#### STATED TASK:
Count how many lines hold the word "Voltaire" and give that number as the whole answer.

#### PROVIDED RECORDS:
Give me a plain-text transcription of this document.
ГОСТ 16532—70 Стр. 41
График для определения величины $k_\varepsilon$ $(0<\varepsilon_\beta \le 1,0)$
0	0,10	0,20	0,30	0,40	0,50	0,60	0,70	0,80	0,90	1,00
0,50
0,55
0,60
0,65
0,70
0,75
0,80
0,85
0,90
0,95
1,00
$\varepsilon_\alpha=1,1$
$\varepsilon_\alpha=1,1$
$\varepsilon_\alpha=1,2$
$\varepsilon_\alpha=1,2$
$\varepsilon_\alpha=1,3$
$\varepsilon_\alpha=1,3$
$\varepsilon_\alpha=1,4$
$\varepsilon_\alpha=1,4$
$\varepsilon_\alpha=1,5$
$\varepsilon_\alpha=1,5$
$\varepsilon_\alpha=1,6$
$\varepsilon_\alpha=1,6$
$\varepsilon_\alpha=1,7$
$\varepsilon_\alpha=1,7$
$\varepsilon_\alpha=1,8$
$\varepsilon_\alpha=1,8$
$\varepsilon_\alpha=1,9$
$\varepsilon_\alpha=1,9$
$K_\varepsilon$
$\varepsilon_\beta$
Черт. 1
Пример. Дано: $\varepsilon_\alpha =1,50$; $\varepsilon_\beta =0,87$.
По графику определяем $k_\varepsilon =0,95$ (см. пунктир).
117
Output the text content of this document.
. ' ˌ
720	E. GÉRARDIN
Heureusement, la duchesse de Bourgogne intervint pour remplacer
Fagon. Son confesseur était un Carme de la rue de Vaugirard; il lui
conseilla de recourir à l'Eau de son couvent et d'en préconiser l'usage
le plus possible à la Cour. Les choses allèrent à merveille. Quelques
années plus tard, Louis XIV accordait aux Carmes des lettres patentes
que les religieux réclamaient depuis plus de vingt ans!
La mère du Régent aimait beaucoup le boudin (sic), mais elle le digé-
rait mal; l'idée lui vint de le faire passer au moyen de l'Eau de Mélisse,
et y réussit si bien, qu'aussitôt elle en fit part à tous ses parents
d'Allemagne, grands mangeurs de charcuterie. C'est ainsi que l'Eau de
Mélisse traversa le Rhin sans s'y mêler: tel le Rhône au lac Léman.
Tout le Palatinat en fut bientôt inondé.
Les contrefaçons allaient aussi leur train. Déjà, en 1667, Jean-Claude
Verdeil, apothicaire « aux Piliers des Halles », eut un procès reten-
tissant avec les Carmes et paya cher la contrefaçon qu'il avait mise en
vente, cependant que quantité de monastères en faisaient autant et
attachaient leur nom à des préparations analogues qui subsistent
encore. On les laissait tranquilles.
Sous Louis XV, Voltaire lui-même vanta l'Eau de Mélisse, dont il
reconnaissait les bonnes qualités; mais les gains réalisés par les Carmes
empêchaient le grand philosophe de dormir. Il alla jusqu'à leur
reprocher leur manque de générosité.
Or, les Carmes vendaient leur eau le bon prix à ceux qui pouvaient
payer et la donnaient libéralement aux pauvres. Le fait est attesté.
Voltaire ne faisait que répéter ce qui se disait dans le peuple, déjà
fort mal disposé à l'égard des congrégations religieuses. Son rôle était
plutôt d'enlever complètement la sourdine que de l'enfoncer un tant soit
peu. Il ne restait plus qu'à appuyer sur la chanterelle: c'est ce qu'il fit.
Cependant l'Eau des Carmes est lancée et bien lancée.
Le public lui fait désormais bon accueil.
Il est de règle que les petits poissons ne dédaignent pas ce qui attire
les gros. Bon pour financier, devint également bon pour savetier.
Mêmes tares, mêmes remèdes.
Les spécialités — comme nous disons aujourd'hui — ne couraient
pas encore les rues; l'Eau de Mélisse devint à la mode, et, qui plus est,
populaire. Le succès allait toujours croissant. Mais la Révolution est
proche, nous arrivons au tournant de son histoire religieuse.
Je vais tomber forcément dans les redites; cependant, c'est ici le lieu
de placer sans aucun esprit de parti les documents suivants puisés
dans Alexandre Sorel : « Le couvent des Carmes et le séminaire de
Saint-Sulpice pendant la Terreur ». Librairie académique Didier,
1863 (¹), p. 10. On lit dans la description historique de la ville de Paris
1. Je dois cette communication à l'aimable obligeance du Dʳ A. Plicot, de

#### TASK RESULT:
2